Short task: Report every line from the material that contains the word "this".

──────── Extracted entries

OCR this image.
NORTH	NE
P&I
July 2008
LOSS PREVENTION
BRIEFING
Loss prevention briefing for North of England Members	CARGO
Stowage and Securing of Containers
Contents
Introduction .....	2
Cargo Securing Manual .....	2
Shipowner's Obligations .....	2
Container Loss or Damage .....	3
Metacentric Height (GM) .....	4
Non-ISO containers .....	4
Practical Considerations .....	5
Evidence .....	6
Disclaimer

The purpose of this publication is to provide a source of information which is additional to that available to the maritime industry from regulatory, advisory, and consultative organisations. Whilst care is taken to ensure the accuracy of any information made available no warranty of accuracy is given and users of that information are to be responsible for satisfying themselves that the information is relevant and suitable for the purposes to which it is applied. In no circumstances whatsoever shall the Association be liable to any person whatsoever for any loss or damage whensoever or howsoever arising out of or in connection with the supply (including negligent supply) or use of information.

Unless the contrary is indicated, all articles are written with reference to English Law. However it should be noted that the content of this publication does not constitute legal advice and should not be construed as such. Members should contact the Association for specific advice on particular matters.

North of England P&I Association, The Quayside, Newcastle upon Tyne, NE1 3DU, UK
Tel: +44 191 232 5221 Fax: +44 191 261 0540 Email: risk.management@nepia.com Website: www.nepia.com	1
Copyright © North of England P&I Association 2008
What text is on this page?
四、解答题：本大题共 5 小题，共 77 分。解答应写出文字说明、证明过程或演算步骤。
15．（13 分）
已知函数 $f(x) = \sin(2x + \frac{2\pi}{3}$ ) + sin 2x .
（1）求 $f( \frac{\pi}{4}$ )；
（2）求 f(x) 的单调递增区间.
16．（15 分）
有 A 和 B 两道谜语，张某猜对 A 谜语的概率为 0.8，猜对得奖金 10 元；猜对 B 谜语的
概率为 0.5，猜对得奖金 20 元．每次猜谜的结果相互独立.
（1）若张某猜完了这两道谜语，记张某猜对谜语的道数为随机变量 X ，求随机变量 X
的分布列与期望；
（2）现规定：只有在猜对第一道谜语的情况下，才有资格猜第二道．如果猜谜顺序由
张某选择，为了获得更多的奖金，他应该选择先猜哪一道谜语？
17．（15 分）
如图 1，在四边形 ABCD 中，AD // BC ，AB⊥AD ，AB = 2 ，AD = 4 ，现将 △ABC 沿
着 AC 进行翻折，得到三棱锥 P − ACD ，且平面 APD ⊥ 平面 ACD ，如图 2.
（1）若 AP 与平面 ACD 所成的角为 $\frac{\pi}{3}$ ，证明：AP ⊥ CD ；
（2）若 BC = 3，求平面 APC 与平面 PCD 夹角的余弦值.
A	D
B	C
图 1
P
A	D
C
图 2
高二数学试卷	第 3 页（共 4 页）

────────────────

Exercise answer:
OCR this image.
The purpose of this publication is to provide a source of information which is additional to that available to the maritime industry from regulatory, advisory, and consultative organisations. Whilst care is taken to ensure the accuracy of any information made available no warranty of accuracy is given and users of that information are to be responsible for satisfying themselves that the information is relevant and suitable for the purposes to which it is applied. In no circumstances whatsoever shall the Association be liable to any person whatsoever for any loss or damage whensoever or howsoever arising out of or in connection with the supply (including negligent supply) or use of information.
Unless the contrary is indicated, all articles are written with reference to English Law. However it should be noted that the content of this publication does not constitute legal advice and should not be construed as such. Members should contact the Association for specific advice on particular matters.
What text is on this page?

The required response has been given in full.